[Text passage]
____

It may be argued that Indians have a cold or negative attitude towards privacy because they are too many and have been living in joint families and closely knitted communities. They have evolved in a cultural environment which is incompatible if not hostile towards individual privacy. Their household size is large compared to many other societies. But one can ask whether the large household size or a big joint family is the outcome of negative attitude towards privacy? Also, one can also ask whether in old times, the design of houses were friendly to individual privacy?

There are few personal experiences I had from childhood which shows this coldness towards personal privacy. I used to stay alone, sit in the corner and watch people in my house which was a joint family. Some old ladies would come to our home and tell my mom that I might be a mentally retarded kid since I didn’t play with other children. In fact,  in villages there is hardly any privacy at homes. The houses are not designed to protect privacy of its member, not even from outsider. Anyone from neighborhood can come and go freely. Though their are social norms one has to follow e.g. if a house has young girls and newly wedded brides then males are not allowed inside house without informing the lady-of-the-house or without making some noises at the door (using artificial coughing) but old women can come and go any-time and any-place without any restriction.

____

Layout region records:
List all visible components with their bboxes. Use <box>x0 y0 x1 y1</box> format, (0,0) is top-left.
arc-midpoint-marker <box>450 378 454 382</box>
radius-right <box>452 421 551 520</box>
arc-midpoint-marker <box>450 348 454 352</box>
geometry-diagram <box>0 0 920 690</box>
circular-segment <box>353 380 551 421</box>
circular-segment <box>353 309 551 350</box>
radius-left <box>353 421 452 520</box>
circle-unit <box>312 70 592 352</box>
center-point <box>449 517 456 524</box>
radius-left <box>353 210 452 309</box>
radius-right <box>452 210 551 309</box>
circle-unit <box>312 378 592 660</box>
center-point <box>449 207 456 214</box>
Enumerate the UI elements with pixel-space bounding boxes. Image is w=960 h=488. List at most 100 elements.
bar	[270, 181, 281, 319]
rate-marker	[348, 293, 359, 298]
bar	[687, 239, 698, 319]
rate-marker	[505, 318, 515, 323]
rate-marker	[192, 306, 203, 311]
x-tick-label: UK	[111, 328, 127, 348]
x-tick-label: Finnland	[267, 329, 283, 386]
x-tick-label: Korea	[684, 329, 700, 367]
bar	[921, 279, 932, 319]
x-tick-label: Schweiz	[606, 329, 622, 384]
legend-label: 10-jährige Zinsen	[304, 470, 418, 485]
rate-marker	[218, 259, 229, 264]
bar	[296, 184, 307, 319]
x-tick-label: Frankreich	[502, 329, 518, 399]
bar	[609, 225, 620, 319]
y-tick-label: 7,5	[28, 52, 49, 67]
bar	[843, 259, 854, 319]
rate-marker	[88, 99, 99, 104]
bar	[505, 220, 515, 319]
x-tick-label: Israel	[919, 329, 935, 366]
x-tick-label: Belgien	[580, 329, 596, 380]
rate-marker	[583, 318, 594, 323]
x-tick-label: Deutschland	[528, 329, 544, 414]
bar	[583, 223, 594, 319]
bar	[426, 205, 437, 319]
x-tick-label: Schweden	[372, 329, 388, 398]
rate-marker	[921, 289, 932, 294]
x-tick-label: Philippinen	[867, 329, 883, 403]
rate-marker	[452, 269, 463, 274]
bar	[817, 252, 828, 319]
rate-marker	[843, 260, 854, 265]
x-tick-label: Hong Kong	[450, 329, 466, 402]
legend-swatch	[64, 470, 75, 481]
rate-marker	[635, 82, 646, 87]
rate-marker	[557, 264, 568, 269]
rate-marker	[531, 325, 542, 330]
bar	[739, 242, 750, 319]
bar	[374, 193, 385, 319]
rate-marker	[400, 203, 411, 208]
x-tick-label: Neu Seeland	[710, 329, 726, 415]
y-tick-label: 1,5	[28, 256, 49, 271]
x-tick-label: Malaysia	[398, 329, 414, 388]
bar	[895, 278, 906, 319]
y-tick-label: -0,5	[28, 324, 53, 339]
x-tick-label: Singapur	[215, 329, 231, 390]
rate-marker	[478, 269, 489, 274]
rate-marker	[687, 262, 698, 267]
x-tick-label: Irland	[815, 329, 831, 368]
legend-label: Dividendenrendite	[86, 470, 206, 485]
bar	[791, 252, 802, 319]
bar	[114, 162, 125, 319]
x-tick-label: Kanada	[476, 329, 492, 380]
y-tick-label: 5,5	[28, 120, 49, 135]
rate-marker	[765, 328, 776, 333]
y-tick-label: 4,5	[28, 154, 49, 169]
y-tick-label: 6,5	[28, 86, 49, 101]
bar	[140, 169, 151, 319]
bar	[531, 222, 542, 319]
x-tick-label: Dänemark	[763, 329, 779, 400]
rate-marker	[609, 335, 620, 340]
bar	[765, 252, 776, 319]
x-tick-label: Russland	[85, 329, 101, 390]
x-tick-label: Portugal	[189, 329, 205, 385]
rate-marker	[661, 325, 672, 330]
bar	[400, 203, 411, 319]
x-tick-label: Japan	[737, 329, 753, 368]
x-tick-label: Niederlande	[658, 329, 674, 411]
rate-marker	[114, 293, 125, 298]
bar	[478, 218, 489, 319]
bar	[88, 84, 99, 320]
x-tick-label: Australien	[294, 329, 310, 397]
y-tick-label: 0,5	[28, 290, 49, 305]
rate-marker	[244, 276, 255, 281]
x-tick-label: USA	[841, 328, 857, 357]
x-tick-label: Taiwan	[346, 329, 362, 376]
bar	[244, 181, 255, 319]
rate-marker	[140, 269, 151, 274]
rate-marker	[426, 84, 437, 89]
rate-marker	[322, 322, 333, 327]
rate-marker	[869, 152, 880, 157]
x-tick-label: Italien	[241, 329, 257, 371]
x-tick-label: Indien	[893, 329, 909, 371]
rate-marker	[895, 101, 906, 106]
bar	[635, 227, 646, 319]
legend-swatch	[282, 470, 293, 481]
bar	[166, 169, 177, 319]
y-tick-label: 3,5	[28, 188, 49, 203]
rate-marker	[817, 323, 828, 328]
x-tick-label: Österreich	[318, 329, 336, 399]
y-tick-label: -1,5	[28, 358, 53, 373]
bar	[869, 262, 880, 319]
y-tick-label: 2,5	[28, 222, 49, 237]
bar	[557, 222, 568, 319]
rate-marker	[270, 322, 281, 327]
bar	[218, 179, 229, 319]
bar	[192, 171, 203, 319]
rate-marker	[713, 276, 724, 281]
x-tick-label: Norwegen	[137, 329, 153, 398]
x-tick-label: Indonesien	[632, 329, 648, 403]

____

[Exercise instructions]
- 1) In the passage on Indian attitudes toward privacy, what must males do before entering a house that has young girls or newly wedded brides?
- 2) Extend the passage on Indian attitudes toward privacy, picking up after its final sentence.

[Outputs in order]
- 1) They must inform the lady-of-the-house or make some noise at the door, such as artificial coughing.

- 2)
In our colleges, the urbane places, attitudes towards privacy are hardly different. Most of the colleges will not give single room to a single person, perhaps due to resource constraint. In my hostel a room is given to one student. There might be some other institutes in country where a room is alloted to an individual rather than to a group of students. Even in such hostels, at any given time, you will find that the hostel room is either empty or occupied by more than one; usually chating, watching movies, cracking jokes and laughing etc. This is an usual and very much expected behavior. Once a person knocked at my room and asked about some student’s room number. When I told him that I do not know about any of the students living here, he could not digest it. He asked with a amusing surprise on his face, "You do not know your neighbors?"

For some it could a boon. A Japanese anthropologist, Chie Nakane, was delighted by this lack of privacy among a West Bengal Village. Japanese do not have extensive kinship like Chinese and Indians do. They place a certain value on privacy within the domestic domain. No such value is placed here. Nakane was with a lady who could go to any house, moved freely and easily, and could show her their possessions at she was in her house. As a Japanese she was shell-shocked, but was delighted as an anthropologist.

The point here is that the ‘desire of privacy which may be more than the desire to be alone at certain place at certain time is best viewed with suspicion in India’ [2]. If you put a lot of premium on your privacy and are of seclusive nature; then you will be seen as an oddity at best, or some arrogant or a mentally retarded person. Outcome of such neglect of privacy could be anything but helpful for intellectual growth of an individual. Indian, who grows up in the company of others, tends to be emotionally depended on their peer group to an unusual degree. He would prefer to do anything but to remain alone even though he is aware that he is not getting any time for himself. Here is an example.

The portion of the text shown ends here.